• [What to do]: Reproduce the entries below with each "interval-button" swapped for "period-button", keeping every other character the same.
Begin Records for the exercise
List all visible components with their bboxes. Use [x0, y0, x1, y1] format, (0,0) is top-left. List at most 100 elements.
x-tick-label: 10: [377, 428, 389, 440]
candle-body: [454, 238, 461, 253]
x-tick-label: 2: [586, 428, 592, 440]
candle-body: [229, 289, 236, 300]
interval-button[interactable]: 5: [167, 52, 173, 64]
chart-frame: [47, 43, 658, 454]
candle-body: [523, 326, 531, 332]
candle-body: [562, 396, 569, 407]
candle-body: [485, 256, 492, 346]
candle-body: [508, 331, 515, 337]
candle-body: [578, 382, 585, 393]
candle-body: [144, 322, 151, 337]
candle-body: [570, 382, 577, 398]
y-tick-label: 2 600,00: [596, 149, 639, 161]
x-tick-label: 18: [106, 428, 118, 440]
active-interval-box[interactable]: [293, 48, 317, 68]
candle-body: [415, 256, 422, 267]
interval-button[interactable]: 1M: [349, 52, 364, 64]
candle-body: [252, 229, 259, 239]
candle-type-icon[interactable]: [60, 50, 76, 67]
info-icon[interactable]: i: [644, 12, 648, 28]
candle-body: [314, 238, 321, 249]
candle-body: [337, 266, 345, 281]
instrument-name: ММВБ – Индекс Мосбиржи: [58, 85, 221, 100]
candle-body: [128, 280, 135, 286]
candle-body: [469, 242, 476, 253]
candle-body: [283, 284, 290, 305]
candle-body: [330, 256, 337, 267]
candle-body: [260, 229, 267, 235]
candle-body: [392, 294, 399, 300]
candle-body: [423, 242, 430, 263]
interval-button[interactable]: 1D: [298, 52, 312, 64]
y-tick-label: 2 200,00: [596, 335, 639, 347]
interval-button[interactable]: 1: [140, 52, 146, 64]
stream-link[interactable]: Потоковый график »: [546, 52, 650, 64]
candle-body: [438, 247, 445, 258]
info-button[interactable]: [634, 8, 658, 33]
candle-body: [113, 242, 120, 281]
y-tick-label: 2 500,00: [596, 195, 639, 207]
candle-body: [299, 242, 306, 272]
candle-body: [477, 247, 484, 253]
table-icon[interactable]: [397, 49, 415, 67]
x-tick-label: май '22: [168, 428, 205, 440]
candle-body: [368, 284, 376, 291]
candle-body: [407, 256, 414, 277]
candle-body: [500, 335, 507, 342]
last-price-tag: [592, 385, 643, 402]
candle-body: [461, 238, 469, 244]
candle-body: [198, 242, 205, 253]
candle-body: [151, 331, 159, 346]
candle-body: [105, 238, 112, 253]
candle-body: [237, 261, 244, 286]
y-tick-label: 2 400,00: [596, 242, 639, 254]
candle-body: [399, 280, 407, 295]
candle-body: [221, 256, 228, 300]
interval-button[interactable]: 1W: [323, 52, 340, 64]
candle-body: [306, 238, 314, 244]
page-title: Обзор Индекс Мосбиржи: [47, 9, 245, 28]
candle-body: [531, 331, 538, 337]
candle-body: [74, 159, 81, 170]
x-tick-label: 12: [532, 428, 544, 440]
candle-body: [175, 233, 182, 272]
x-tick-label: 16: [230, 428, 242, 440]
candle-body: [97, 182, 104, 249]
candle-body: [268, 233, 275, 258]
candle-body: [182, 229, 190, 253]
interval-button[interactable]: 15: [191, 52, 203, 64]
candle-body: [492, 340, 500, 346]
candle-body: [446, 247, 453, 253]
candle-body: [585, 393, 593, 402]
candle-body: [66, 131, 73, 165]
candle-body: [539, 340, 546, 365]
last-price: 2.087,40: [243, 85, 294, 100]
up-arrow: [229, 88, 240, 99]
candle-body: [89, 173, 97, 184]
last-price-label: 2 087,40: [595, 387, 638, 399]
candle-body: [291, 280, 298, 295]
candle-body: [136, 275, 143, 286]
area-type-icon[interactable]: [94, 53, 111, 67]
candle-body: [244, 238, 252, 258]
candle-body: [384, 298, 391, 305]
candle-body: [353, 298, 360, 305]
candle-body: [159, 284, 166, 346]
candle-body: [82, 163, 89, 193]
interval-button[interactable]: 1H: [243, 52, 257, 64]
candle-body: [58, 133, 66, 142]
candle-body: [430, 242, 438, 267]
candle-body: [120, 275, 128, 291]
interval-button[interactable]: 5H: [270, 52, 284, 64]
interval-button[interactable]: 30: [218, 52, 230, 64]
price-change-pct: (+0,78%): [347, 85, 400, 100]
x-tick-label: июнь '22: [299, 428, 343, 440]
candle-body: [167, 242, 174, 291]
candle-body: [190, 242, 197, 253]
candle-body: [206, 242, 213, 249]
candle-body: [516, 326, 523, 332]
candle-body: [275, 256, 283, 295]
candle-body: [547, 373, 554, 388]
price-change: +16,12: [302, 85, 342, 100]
End Records for the exercise
• [Task solution]:
List all visible components with their bboxes. Use [x0, y0, x1, y1] format, (0,0) is top-left. List at most 100 elements.
x-tick-label: 10: [377, 428, 389, 440]
candle-body: [454, 238, 461, 253]
x-tick-label: 2: [586, 428, 592, 440]
candle-body: [229, 289, 236, 300]
period-button[interactable]: 5: [167, 52, 173, 64]
chart-frame: [47, 43, 658, 454]
candle-body: [523, 326, 531, 332]
candle-body: [562, 396, 569, 407]
candle-body: [485, 256, 492, 346]
candle-body: [508, 331, 515, 337]
candle-body: [578, 382, 585, 393]
candle-body: [144, 322, 151, 337]
candle-body: [570, 382, 577, 398]
y-tick-label: 2 600,00: [596, 149, 639, 161]
x-tick-label: 18: [106, 428, 118, 440]
active-interval-box[interactable]: [293, 48, 317, 68]
candle-body: [415, 256, 422, 267]
period-button[interactable]: 1M: [349, 52, 364, 64]
candle-body: [252, 229, 259, 239]
candle-type-icon[interactable]: [60, 50, 76, 67]
info-icon[interactable]: i: [644, 12, 648, 28]
candle-body: [314, 238, 321, 249]
candle-body: [337, 266, 345, 281]
instrument-name: ММВБ – Индекс Мосбиржи: [58, 85, 221, 100]
candle-body: [128, 280, 135, 286]
candle-body: [469, 242, 476, 253]
candle-body: [283, 284, 290, 305]
candle-body: [330, 256, 337, 267]
candle-body: [260, 229, 267, 235]
candle-body: [392, 294, 399, 300]
candle-body: [423, 242, 430, 263]
period-button[interactable]: 1D: [298, 52, 312, 64]
y-tick-label: 2 200,00: [596, 335, 639, 347]
period-button[interactable]: 1: [140, 52, 146, 64]
stream-link[interactable]: Потоковый график »: [546, 52, 650, 64]
candle-body: [438, 247, 445, 258]
info-button[interactable]: [634, 8, 658, 33]
candle-body: [113, 242, 120, 281]
y-tick-label: 2 500,00: [596, 195, 639, 207]
candle-body: [299, 242, 306, 272]
candle-body: [477, 247, 484, 253]
table-icon[interactable]: [397, 49, 415, 67]
x-tick-label: май '22: [168, 428, 205, 440]
candle-body: [368, 284, 376, 291]
candle-body: [407, 256, 414, 277]
candle-body: [500, 335, 507, 342]
last-price-tag: [592, 385, 643, 402]
candle-body: [461, 238, 469, 244]
candle-body: [198, 242, 205, 253]
candle-body: [151, 331, 159, 346]
candle-body: [105, 238, 112, 253]
candle-body: [237, 261, 244, 286]
y-tick-label: 2 400,00: [596, 242, 639, 254]
candle-body: [399, 280, 407, 295]
candle-body: [221, 256, 228, 300]
period-button[interactable]: 1W: [323, 52, 340, 64]
candle-body: [306, 238, 314, 244]
page-title: Обзор Индекс Мосбиржи: [47, 9, 245, 28]
candle-body: [531, 331, 538, 337]
candle-body: [74, 159, 81, 170]
x-tick-label: 12: [532, 428, 544, 440]
candle-body: [175, 233, 182, 272]
x-tick-label: 16: [230, 428, 242, 440]
candle-body: [97, 182, 104, 249]
candle-body: [268, 233, 275, 258]
candle-body: [182, 229, 190, 253]
period-button[interactable]: 15: [191, 52, 203, 64]
candle-body: [492, 340, 500, 346]
candle-body: [446, 247, 453, 253]
candle-body: [585, 393, 593, 402]
candle-body: [66, 131, 73, 165]
candle-body: [539, 340, 546, 365]
last-price: 2.087,40: [243, 85, 294, 100]
up-arrow: [229, 88, 240, 99]
candle-body: [89, 173, 97, 184]
last-price-label: 2 087,40: [595, 387, 638, 399]
candle-body: [291, 280, 298, 295]
candle-body: [136, 275, 143, 286]
area-type-icon[interactable]: [94, 53, 111, 67]
candle-body: [244, 238, 252, 258]
candle-body: [384, 298, 391, 305]
candle-body: [353, 298, 360, 305]
candle-body: [159, 284, 166, 346]
candle-body: [82, 163, 89, 193]
period-button[interactable]: 1H: [243, 52, 257, 64]
candle-body: [58, 133, 66, 142]
candle-body: [430, 242, 438, 267]
candle-body: [120, 275, 128, 291]
period-button[interactable]: 5H: [270, 52, 284, 64]
period-button[interactable]: 30: [218, 52, 230, 64]
price-change-pct: (+0,78%): [347, 85, 400, 100]
x-tick-label: июнь '22: [299, 428, 343, 440]
candle-body: [167, 242, 174, 291]
candle-body: [190, 242, 197, 253]
candle-body: [206, 242, 213, 249]
candle-body: [516, 326, 523, 332]
candle-body: [275, 256, 283, 295]
candle-body: [547, 373, 554, 388]
price-change: +16,12: [302, 85, 342, 100]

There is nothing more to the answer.